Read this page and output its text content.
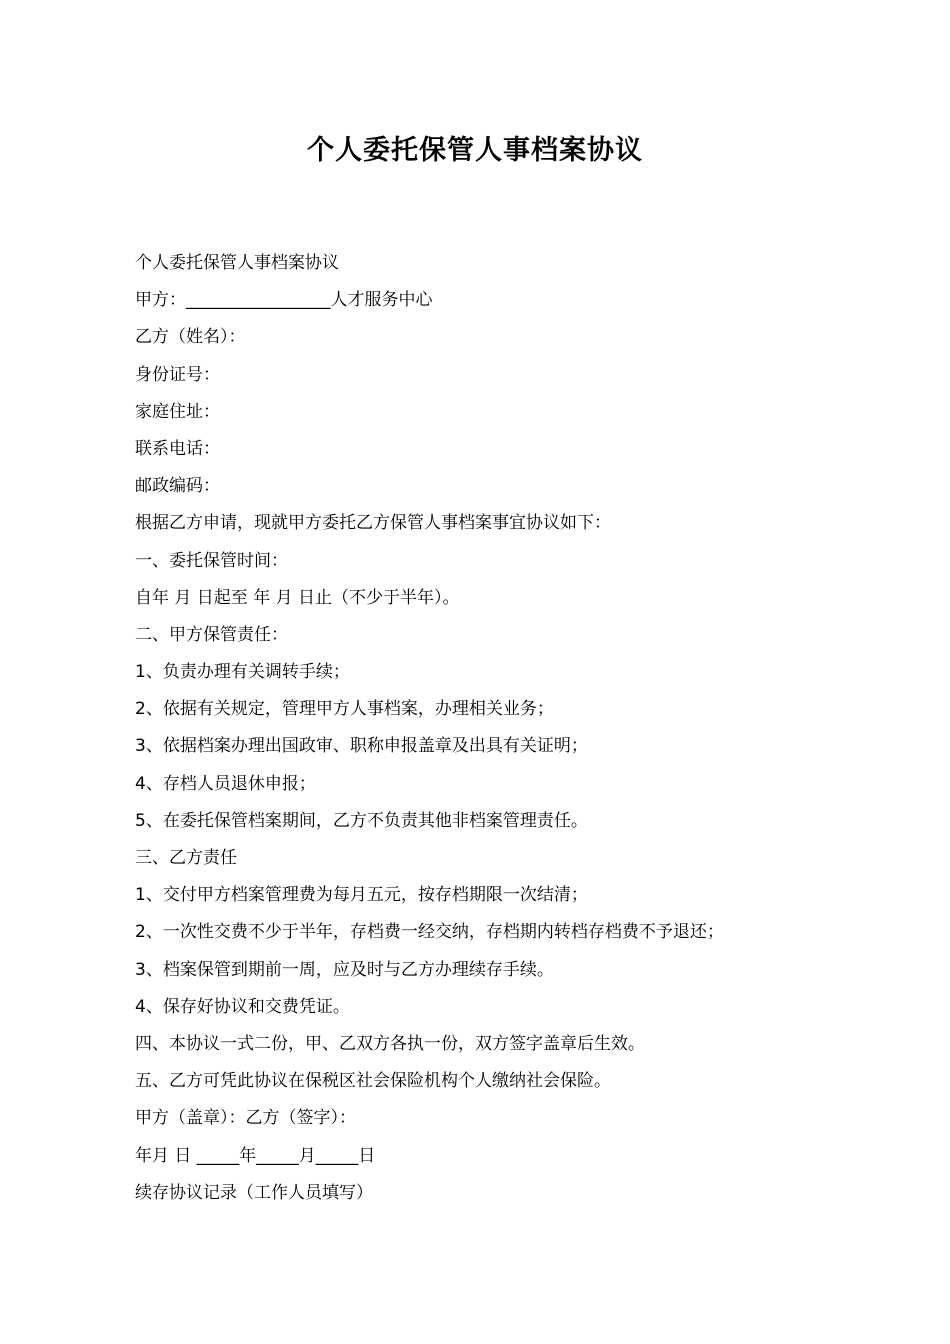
个人委托保管人事档案协议
个人委托保管人事档案协议
甲方：_________________人才服务中心
乙方（姓名）：
身份证号：
家庭住址：
联系电话：
邮政编码：
根据乙方申请，现就甲方委托乙方保管人事档案事宜协议如下：
一、委托保管时间：
自年 月 日起至 年 月 日止（不少于半年）。
二、甲方保管责任：
1、负责办理有关调转手续；
2、依据有关规定，管理甲方人事档案，办理相关业务；
3、依据档案办理出国政审、职称申报盖章及出具有关证明；
4、存档人员退休申报；
5、在委托保管档案期间，乙方不负责其他非档案管理责任。
三、乙方责任
1、交付甲方档案管理费为每月五元，按存档期限一次结清；
2、一次性交费不少于半年，存档费一经交纳，存档期内转档存档费不予退还；
3、档案保管到期前一周，应及时与乙方办理续存手续。
4、保存好协议和交费凭证。
四、本协议一式二份，甲、乙双方各执一份，双方签字盖章后生效。
五、乙方可凭此协议在保税区社会保险机构个人缴纳社会保险。
甲方（盖章）：乙方（签字）：
年月 日 _____年_____月_____日
续存协议记录（工作人员填写）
******
# EXERCISE DETAILS
Omit the pictures, then output the rest of the listing exactly.

# EXERCISE RESULT
Read this page and output its text content.
个人委托保管人事档案协议
个人委托保管人事档案协议
甲方：_________________人才服务中心
乙方（姓名）：
身份证号：
家庭住址：
联系电话：
邮政编码：
根据乙方申请，现就甲方委托乙方保管人事档案事宜协议如下：
一、委托保管时间：
自年 月 日起至 年 月 日止（不少于半年）。
二、甲方保管责任：
1、负责办理有关调转手续；
2、依据有关规定，管理甲方人事档案，办理相关业务；
3、依据档案办理出国政审、职称申报盖章及出具有关证明；
4、存档人员退休申报；
5、在委托保管档案期间，乙方不负责其他非档案管理责任。
三、乙方责任
1、交付甲方档案管理费为每月五元，按存档期限一次结清；
2、一次性交费不少于半年，存档费一经交纳，存档期内转档存档费不予退还；
3、档案保管到期前一周，应及时与乙方办理续存手续。
4、保存好协议和交费凭证。
四、本协议一式二份，甲、乙双方各执一份，双方签字盖章后生效。
五、乙方可凭此协议在保税区社会保险机构个人缴纳社会保险。
甲方（盖章）：乙方（签字）：
年月 日 _____年_____月_____日
续存协议记录（工作人员填写）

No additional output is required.